__Exercise directions__
Gather all lines from the material that contain the word "circle".

__Available records__

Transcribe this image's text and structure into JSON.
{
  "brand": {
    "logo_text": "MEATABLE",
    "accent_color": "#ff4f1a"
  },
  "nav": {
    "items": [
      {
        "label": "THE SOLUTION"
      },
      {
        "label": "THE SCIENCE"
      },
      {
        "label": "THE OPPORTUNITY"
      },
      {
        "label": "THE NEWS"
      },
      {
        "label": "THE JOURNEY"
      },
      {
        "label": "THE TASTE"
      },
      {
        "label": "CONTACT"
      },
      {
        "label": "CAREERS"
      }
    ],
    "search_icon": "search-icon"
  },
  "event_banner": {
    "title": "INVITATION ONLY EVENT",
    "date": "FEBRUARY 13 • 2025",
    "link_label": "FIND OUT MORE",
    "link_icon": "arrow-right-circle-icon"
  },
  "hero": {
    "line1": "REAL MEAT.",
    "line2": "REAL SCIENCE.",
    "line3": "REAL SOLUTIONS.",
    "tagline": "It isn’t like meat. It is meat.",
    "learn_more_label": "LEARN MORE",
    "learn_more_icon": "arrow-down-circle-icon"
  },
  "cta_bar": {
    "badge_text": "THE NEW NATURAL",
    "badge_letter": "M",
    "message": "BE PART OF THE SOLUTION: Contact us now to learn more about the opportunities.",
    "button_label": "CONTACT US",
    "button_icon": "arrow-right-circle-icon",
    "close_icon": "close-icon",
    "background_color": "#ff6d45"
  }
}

__Finished exercise__
    "link_icon": "arrow-right-circle-icon"
    "learn_more_icon": "arrow-down-circle-icon"
    "button_icon": "arrow-right-circle-icon",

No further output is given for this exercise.